# MATERIAL SHOWN
╭──
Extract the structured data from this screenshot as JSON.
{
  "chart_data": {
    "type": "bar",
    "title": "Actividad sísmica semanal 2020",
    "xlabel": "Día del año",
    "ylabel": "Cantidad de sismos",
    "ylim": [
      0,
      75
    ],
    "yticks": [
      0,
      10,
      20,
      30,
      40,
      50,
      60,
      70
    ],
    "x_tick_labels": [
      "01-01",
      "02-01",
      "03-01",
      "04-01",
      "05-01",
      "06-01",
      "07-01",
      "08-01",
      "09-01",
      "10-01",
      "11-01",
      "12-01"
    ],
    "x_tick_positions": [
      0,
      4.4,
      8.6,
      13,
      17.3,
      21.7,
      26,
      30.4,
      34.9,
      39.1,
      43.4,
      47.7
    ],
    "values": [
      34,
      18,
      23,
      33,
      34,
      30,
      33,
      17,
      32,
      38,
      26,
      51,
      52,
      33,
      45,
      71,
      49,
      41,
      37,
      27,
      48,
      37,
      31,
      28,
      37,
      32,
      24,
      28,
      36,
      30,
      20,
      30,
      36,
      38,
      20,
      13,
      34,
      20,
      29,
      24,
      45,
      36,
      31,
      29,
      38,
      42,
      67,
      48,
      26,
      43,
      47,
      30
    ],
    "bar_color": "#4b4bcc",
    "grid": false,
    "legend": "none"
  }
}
╰──
# EXERCISE AIM
Take the records above and return them exactly as written.

# THE RESPONSE
Extract the structured data from this screenshot as JSON.
{
  "chart_data": {
    "type": "bar",
    "title": "Actividad sísmica semanal 2020",
    "xlabel": "Día del año",
    "ylabel": "Cantidad de sismos",
    "ylim": [
      0,
      75
    ],
    "yticks": [
      0,
      10,
      20,
      30,
      40,
      50,
      60,
      70
    ],
    "x_tick_labels": [
      "01-01",
      "02-01",
      "03-01",
      "04-01",
      "05-01",
      "06-01",
      "07-01",
      "08-01",
      "09-01",
      "10-01",
      "11-01",
      "12-01"
    ],
    "x_tick_positions": [
      0,
      4.4,
      8.6,
      13,
      17.3,
      21.7,
      26,
      30.4,
      34.9,
      39.1,
      43.4,
      47.7
    ],
    "values": [
      34,
      18,
      23,
      33,
      34,
      30,
      33,
      17,
      32,
      38,
      26,
      51,
      52,
      33,
      45,
      71,
      49,
      41,
      37,
      27,
      48,
      37,
      31,
      28,
      37,
      32,
      24,
      28,
      36,
      30,
      20,
      30,
      36,
      38,
      20,
      13,
      34,
      20,
      29,
      24,
      45,
      36,
      31,
      29,
      38,
      42,
      67,
      48,
      26,
      43,
      47,
      30
    ],
    "bar_color": "#4b4bcc",
    "grid": false,
    "legend": "none"
  }
}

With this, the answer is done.